▸ Given task
In the records, rename "revision table" to "revision schedule" throughout the part that opens with the line containing "Give me the" and closes with the line containing "d5 beam bolt 2 <box>521 694 534 707</box>". Return only those lines, with everything else left unchanged.

▸ Dataset entries
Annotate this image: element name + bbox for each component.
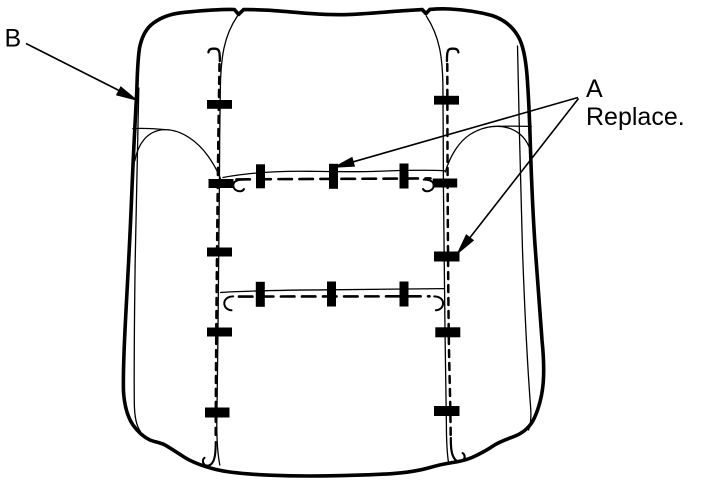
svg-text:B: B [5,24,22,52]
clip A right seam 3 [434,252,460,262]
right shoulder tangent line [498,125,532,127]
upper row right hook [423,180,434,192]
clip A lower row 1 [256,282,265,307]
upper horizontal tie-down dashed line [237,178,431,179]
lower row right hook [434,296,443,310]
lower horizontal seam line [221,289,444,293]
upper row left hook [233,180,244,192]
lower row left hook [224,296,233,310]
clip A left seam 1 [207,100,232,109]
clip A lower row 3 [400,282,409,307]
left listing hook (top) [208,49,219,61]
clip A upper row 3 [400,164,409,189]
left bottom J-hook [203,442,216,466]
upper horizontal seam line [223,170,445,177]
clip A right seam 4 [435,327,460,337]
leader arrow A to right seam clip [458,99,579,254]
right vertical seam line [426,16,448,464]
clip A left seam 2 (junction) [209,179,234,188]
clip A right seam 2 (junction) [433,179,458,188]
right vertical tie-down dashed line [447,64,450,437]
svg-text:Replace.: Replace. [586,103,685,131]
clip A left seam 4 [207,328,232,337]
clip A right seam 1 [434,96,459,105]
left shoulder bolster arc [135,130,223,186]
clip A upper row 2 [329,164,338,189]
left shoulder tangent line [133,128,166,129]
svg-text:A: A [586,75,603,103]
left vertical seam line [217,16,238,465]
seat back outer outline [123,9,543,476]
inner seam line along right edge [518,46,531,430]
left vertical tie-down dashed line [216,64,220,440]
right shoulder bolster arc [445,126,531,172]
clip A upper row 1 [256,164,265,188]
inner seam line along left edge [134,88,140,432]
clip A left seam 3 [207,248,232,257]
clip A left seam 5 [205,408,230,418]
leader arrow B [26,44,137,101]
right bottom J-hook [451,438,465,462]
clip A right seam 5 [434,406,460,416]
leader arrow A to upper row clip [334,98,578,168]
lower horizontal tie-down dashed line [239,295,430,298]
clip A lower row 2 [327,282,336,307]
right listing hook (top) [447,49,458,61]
* * *
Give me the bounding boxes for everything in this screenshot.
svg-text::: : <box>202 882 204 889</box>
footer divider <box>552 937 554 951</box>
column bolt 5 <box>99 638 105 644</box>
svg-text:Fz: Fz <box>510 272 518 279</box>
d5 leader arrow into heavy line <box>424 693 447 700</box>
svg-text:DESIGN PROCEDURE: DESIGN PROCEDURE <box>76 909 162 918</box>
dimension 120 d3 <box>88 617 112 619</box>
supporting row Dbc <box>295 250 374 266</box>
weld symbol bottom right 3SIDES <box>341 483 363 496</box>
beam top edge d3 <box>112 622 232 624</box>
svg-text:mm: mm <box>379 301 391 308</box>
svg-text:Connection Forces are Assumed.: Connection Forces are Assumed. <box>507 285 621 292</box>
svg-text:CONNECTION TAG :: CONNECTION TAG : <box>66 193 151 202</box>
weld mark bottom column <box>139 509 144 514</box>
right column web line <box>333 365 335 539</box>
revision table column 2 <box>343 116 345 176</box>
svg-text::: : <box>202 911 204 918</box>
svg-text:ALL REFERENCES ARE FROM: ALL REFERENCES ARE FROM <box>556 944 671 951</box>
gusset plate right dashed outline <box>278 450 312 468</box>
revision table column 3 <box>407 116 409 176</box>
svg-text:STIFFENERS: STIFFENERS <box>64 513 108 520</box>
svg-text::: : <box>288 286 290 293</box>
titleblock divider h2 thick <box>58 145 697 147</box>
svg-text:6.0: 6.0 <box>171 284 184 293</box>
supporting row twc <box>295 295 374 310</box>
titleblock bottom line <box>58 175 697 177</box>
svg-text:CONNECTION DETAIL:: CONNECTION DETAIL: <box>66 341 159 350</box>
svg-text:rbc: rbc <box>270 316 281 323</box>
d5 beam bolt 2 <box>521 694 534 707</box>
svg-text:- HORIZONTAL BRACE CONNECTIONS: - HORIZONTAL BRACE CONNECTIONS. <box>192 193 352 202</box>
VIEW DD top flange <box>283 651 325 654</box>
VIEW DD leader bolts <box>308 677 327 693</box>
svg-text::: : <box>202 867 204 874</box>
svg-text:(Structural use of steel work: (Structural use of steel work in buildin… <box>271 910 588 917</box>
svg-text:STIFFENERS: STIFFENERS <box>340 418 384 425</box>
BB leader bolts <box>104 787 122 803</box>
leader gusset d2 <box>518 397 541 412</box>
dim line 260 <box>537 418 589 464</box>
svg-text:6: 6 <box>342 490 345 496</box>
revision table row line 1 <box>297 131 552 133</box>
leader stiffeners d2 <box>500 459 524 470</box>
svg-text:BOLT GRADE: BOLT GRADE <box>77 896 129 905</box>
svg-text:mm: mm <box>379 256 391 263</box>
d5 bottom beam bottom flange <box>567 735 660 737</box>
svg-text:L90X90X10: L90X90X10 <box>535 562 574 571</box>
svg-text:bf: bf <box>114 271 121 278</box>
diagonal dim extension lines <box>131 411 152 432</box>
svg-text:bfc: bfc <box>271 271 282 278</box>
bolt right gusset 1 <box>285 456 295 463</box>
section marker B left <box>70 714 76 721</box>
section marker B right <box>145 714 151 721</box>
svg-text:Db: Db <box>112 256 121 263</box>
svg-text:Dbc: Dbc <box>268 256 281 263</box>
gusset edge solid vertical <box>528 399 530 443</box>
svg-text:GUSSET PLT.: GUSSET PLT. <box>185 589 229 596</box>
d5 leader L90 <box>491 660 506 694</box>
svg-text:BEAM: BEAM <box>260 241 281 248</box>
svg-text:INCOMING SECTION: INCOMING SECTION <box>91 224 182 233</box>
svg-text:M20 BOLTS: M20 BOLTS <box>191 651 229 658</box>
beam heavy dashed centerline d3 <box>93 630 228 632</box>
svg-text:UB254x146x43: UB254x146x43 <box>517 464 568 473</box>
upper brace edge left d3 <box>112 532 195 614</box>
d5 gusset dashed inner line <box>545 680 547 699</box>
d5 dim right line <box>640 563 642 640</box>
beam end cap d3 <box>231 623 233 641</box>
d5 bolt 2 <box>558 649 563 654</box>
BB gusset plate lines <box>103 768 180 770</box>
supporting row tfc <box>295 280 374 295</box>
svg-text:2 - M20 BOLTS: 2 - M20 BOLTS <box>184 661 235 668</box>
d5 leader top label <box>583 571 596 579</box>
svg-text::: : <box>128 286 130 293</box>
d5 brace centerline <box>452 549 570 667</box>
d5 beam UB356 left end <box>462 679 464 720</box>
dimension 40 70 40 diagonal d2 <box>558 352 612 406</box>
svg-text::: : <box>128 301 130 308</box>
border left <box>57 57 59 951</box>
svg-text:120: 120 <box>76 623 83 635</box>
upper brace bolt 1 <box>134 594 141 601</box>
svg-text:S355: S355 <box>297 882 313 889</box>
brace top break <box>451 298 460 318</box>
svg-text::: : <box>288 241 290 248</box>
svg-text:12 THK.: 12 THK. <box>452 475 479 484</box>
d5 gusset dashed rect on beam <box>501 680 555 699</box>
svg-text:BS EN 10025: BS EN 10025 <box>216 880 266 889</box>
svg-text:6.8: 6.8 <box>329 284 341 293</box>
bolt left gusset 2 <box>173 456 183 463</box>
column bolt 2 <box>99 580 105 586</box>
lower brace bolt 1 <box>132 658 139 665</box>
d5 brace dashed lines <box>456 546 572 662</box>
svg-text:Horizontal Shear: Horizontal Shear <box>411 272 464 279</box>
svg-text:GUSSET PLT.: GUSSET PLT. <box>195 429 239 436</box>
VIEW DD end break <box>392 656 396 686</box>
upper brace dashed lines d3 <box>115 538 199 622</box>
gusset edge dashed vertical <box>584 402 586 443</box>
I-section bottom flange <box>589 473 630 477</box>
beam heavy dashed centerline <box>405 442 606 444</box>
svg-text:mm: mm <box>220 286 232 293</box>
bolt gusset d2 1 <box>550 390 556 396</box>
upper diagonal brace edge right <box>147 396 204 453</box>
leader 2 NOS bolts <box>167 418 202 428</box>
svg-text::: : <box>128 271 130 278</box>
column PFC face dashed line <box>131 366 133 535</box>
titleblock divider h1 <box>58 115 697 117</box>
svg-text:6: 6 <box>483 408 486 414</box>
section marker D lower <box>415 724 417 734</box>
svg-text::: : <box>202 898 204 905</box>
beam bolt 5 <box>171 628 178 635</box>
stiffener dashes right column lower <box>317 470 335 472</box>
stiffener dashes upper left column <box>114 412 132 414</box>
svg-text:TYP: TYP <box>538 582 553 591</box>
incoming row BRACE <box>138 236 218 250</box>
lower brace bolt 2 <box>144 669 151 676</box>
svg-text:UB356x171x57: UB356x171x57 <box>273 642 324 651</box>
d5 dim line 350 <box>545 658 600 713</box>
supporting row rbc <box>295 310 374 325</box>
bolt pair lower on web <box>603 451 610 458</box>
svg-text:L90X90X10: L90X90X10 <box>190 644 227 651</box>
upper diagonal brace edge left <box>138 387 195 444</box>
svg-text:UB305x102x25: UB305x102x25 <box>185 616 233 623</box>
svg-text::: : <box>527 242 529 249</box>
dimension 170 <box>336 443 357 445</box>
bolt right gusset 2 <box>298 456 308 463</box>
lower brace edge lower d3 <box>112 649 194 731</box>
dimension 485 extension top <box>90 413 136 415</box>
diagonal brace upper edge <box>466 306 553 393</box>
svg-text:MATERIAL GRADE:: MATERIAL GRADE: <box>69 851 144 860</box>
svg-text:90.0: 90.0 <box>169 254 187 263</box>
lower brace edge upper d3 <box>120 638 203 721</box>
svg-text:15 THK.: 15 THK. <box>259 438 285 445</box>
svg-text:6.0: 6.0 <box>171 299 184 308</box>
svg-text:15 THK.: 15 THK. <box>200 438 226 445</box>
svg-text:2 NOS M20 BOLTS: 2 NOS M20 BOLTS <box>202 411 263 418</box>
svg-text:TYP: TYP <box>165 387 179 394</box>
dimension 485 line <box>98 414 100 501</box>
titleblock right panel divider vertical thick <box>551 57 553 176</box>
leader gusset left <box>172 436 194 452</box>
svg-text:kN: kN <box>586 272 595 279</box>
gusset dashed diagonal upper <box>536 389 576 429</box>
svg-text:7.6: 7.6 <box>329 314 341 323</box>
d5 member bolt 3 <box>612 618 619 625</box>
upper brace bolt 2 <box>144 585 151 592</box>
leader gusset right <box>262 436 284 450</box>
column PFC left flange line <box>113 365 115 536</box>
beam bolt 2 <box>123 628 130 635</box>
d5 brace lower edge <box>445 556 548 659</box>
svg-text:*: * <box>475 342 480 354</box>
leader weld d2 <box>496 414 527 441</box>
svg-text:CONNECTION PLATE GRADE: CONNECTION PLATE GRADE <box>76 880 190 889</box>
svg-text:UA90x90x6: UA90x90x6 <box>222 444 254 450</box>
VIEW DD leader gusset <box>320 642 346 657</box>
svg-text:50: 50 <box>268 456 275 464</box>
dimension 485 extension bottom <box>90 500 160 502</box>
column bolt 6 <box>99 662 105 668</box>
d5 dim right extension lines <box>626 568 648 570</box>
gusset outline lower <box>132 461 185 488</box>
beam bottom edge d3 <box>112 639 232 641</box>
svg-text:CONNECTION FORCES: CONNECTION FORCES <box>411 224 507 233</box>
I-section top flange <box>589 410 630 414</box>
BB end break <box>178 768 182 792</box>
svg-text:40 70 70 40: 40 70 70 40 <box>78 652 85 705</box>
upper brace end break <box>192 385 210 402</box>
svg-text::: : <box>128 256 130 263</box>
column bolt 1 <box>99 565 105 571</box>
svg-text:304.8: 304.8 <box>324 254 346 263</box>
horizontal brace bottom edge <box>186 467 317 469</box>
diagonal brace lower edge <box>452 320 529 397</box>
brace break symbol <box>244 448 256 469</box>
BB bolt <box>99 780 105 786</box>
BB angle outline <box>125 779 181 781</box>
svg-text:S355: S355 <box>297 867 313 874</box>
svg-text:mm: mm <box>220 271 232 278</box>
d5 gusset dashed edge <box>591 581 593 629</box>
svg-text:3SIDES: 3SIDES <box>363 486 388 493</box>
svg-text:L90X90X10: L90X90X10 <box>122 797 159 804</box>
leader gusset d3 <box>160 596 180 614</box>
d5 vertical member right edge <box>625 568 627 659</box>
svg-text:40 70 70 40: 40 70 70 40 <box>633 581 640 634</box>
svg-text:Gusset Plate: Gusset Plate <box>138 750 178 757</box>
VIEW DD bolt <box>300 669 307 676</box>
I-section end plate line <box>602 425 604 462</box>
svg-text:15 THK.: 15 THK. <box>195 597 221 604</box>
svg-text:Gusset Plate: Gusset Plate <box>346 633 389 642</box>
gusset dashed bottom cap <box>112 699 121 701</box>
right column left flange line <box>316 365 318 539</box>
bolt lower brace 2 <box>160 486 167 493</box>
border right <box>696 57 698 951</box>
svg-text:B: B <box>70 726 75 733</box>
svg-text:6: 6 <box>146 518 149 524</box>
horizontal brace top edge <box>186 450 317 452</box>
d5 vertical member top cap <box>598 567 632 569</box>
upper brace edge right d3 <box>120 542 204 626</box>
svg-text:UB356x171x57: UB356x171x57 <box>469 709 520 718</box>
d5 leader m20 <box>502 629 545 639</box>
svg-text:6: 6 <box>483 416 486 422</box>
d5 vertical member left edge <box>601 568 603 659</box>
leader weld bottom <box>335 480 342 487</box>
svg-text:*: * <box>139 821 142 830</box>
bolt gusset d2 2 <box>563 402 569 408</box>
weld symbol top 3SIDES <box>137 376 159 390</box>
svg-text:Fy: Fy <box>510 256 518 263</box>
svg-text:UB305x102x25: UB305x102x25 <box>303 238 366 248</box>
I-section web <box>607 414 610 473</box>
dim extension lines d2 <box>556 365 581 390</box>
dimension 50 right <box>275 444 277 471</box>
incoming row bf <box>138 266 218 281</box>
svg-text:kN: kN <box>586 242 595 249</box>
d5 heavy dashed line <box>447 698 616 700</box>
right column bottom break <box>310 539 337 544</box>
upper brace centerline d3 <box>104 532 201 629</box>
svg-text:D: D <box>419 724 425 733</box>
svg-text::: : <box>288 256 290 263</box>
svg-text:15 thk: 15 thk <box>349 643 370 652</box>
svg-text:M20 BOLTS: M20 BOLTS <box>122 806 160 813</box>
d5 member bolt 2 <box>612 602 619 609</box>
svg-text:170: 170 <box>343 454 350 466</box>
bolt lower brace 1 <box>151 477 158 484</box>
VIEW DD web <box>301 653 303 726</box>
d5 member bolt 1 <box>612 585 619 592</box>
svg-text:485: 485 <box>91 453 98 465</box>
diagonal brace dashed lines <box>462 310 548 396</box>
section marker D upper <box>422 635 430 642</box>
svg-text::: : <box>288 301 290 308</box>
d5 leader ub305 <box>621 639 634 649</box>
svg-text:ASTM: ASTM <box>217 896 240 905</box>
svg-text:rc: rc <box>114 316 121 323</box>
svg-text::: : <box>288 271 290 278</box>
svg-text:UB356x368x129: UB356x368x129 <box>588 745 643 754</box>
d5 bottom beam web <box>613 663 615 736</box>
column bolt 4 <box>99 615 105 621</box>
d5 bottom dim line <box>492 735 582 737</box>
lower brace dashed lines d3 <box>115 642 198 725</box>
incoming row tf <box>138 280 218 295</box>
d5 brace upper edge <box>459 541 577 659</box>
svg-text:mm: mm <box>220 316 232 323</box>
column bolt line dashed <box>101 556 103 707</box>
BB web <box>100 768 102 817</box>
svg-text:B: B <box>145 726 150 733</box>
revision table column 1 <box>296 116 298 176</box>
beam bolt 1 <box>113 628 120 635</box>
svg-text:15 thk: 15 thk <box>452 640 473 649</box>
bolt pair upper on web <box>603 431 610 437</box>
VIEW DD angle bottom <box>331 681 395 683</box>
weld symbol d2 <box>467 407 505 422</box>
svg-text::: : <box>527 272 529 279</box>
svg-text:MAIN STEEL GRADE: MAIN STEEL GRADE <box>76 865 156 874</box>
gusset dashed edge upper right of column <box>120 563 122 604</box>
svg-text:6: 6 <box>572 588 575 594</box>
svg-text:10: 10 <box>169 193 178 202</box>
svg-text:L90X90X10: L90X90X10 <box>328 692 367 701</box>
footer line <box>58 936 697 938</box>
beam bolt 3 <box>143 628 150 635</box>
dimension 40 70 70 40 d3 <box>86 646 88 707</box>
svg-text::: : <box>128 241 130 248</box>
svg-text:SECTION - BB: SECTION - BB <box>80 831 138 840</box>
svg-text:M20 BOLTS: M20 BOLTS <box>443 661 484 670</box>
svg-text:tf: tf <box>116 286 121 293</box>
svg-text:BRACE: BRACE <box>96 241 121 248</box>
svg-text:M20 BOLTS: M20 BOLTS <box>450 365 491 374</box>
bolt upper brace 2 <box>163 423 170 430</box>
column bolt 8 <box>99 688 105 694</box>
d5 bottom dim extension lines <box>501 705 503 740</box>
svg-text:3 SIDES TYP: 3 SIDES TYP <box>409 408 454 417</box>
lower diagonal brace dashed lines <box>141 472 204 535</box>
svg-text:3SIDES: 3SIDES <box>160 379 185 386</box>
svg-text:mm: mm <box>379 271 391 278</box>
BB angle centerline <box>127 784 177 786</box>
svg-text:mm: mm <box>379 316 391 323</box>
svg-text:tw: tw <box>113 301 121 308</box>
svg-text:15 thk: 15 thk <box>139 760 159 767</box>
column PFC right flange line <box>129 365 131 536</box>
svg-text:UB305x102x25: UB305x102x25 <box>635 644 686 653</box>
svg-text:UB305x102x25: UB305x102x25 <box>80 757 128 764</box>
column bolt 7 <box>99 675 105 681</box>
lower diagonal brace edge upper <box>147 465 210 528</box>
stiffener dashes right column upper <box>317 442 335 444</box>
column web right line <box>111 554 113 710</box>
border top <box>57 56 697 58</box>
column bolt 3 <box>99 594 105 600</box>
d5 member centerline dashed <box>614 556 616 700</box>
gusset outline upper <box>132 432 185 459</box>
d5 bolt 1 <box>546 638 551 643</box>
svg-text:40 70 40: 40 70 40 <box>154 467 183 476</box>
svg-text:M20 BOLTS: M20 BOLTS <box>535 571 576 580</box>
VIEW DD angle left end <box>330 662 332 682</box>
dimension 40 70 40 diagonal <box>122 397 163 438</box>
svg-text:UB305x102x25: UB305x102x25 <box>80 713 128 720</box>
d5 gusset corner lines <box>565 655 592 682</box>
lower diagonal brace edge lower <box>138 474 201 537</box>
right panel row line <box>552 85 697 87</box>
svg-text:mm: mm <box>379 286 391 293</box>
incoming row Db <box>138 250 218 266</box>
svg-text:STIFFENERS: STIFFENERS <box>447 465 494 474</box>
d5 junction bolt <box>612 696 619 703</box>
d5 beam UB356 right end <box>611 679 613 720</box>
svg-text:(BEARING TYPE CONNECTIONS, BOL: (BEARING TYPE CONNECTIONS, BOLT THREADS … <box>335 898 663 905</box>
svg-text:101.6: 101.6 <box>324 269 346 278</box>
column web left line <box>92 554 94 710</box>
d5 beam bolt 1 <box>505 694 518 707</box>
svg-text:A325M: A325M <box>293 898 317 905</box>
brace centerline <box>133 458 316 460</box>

▸ Exercise answer
Give me the bounding boxes for everything in this screenshot.
svg-text::: : <box>202 882 204 889</box>
footer divider <box>552 937 554 951</box>
column bolt 5 <box>99 638 105 644</box>
svg-text:Fz: Fz <box>510 272 518 279</box>
d5 leader arrow into heavy line <box>424 693 447 700</box>
svg-text:DESIGN PROCEDURE: DESIGN PROCEDURE <box>76 909 162 918</box>
dimension 120 d3 <box>88 617 112 619</box>
supporting row Dbc <box>295 250 374 266</box>
weld symbol bottom right 3SIDES <box>341 483 363 496</box>
beam top edge d3 <box>112 622 232 624</box>
svg-text:mm: mm <box>379 301 391 308</box>
svg-text:Connection Forces are Assumed.: Connection Forces are Assumed. <box>507 285 621 292</box>
svg-text:CONNECTION TAG :: CONNECTION TAG : <box>66 193 151 202</box>
weld mark bottom column <box>139 509 144 514</box>
right column web line <box>333 365 335 539</box>
revision schedule column 2 <box>343 116 345 176</box>
svg-text::: : <box>202 911 204 918</box>
svg-text:ALL REFERENCES ARE FROM: ALL REFERENCES ARE FROM <box>556 944 671 951</box>
gusset plate right dashed outline <box>278 450 312 468</box>
revision schedule column 3 <box>407 116 409 176</box>
svg-text:STIFFENERS: STIFFENERS <box>64 513 108 520</box>
svg-text::: : <box>288 286 290 293</box>
titleblock divider h2 thick <box>58 145 697 147</box>
svg-text:6.0: 6.0 <box>171 284 184 293</box>
supporting row twc <box>295 295 374 310</box>
titleblock bottom line <box>58 175 697 177</box>
svg-text:CONNECTION DETAIL:: CONNECTION DETAIL: <box>66 341 159 350</box>
svg-text:rbc: rbc <box>270 316 281 323</box>
d5 beam bolt 2 <box>521 694 534 707</box>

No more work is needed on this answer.